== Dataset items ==
- - - - -
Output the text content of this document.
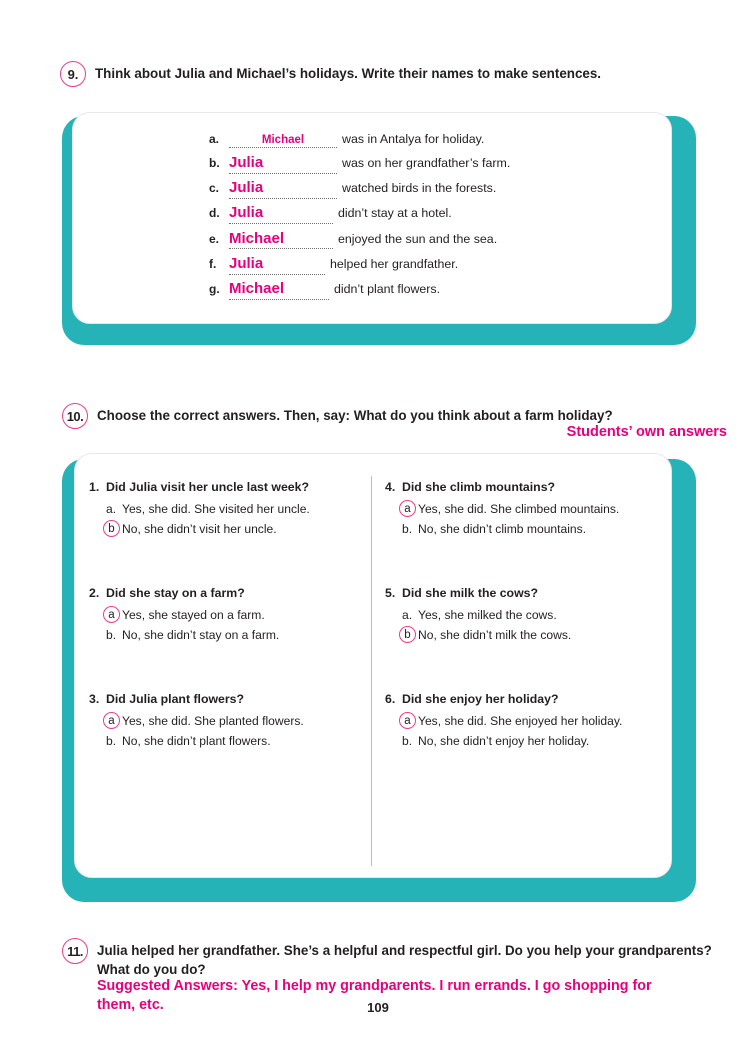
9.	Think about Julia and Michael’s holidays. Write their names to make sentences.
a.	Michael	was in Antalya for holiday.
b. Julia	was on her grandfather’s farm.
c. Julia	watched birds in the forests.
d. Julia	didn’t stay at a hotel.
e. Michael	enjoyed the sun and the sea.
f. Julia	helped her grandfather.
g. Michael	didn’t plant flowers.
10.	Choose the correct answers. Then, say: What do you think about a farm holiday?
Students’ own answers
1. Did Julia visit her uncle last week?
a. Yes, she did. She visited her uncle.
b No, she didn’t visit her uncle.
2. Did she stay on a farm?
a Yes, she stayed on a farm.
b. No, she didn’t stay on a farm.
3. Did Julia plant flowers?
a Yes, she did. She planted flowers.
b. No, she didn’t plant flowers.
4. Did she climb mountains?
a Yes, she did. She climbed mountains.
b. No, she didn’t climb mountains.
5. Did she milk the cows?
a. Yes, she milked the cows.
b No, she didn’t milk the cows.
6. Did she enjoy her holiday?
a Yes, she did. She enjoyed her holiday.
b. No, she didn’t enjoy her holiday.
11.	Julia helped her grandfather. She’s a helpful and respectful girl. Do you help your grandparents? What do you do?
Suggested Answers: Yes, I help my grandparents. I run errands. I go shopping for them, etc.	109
- - - - -
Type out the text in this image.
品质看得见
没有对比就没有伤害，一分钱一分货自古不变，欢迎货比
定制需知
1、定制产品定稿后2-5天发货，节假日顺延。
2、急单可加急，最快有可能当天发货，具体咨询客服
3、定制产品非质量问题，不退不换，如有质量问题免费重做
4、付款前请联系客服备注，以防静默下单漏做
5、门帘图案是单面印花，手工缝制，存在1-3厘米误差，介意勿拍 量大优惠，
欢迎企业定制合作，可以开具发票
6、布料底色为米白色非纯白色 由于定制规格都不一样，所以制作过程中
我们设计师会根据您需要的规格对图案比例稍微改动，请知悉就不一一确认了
- - - - -
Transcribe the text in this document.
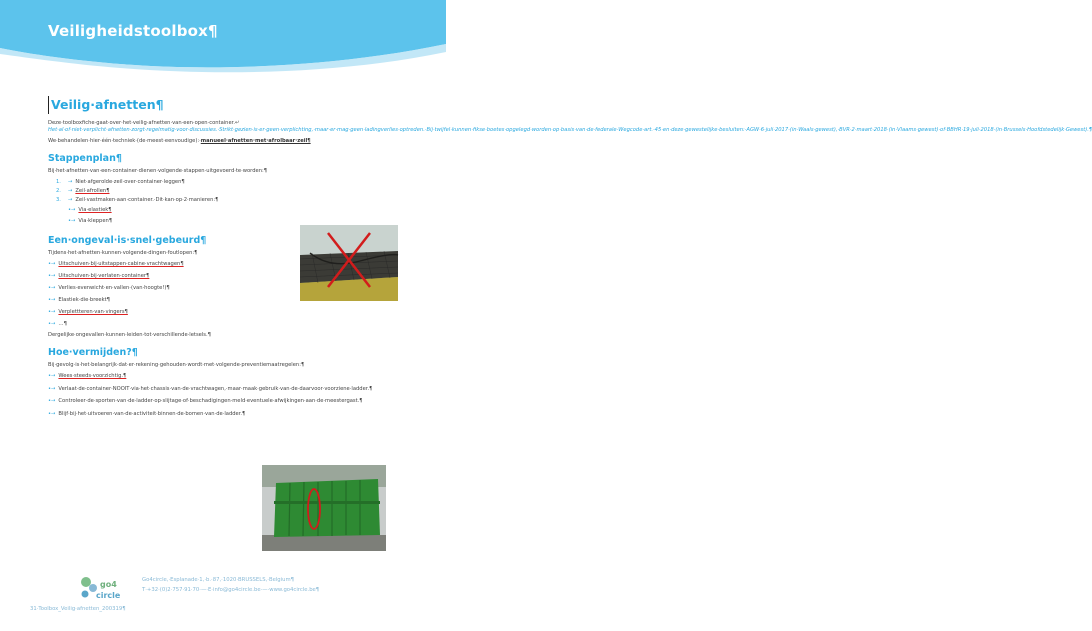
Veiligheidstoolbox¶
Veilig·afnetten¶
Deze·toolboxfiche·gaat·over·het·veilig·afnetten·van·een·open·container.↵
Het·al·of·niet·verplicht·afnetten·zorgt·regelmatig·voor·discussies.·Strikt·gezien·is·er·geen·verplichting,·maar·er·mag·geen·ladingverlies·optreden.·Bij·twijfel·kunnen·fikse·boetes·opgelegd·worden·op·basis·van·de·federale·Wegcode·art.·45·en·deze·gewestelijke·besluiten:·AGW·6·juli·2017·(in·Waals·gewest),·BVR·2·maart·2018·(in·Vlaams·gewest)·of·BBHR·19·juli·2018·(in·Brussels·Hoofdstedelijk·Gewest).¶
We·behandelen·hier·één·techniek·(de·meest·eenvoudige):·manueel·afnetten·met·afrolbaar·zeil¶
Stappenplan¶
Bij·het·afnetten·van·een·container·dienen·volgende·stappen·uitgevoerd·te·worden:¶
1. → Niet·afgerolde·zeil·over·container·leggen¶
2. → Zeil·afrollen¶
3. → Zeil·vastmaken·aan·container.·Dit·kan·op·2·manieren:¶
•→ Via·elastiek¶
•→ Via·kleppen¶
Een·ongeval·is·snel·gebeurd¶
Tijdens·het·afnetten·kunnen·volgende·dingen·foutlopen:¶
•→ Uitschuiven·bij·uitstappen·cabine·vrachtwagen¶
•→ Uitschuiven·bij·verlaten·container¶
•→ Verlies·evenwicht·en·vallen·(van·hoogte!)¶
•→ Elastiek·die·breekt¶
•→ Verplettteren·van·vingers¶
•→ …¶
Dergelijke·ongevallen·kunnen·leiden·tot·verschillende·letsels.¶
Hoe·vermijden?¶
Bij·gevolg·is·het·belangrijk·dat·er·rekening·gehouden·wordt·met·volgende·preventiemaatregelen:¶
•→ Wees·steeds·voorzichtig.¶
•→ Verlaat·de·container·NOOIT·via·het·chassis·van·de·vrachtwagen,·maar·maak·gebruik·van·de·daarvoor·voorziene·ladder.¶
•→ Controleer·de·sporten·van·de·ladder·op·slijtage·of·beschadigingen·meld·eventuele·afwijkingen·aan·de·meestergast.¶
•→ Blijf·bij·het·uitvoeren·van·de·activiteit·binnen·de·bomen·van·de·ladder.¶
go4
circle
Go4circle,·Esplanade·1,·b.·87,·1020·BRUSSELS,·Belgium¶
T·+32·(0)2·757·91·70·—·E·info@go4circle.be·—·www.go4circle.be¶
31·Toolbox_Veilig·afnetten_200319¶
- - - - -
== Task objective ==
Using the listing, say how many lines include the word "uncle", and add nothing else.

== Solution to the exercise ==
3